#### GIVEN PROBLEM
Copy out all lines where "production" appears.

[BEGIN]

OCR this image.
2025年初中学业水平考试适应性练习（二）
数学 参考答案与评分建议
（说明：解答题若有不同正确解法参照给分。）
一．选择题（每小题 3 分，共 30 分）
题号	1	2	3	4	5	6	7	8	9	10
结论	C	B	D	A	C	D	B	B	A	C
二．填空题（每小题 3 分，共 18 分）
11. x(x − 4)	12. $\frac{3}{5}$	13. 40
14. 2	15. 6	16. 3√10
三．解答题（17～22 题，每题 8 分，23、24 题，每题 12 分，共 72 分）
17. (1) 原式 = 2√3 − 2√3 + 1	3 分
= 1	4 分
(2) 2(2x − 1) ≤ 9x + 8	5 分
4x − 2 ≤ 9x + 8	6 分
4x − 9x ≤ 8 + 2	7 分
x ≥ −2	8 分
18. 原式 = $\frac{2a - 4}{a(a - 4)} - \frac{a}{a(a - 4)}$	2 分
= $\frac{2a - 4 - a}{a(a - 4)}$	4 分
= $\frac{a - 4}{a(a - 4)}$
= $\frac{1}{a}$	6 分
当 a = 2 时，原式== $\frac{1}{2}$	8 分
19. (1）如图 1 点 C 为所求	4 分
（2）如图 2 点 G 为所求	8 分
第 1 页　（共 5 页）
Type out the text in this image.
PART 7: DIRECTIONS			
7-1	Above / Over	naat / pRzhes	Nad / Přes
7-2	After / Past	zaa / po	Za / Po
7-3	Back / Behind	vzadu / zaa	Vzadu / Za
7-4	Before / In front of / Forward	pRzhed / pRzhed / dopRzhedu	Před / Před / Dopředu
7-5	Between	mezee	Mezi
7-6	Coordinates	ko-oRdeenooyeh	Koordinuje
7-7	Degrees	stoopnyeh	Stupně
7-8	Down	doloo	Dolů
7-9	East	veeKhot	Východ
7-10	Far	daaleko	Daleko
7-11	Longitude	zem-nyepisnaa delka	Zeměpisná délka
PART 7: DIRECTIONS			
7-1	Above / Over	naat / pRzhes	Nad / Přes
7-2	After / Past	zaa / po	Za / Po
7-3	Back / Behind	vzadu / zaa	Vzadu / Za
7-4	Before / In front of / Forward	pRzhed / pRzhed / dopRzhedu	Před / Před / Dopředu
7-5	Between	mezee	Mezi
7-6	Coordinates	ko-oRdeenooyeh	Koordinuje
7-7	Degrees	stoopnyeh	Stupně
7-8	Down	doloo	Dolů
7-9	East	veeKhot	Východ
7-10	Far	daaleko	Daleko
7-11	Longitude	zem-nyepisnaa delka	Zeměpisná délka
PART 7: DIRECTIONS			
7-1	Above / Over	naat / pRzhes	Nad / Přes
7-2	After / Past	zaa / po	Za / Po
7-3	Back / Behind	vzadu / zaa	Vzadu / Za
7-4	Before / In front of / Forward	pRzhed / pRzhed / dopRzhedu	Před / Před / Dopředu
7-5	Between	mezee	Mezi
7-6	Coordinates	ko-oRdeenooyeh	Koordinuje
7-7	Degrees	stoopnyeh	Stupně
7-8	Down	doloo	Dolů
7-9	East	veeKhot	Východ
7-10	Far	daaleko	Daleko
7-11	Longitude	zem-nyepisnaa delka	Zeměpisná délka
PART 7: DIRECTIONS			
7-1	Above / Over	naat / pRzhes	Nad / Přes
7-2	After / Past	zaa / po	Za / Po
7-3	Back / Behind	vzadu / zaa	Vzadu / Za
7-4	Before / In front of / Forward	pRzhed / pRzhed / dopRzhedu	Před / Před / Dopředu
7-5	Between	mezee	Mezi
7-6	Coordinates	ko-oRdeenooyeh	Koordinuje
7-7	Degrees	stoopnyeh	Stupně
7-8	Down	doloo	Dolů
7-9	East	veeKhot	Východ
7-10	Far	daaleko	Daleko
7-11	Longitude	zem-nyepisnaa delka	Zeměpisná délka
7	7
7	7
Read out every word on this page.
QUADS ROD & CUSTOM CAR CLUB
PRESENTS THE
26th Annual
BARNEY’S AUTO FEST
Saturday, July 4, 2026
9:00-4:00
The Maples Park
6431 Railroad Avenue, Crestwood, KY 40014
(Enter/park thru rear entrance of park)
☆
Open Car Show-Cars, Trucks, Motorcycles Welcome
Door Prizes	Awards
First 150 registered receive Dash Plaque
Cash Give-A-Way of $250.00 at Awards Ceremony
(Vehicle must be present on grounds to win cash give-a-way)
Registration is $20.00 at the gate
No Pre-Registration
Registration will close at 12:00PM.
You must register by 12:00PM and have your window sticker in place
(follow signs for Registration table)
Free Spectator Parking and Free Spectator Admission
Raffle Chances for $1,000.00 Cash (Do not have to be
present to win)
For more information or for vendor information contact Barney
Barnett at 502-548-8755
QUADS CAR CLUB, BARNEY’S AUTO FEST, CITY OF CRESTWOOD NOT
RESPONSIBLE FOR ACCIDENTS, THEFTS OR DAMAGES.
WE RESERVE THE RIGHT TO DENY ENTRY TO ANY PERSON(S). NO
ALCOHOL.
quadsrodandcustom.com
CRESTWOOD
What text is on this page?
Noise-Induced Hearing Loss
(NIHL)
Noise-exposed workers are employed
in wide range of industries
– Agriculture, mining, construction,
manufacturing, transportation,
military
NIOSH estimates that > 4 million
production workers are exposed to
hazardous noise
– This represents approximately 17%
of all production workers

[END]

#### ANSWER TO THE TASK
production workers are exposed to
of all production workers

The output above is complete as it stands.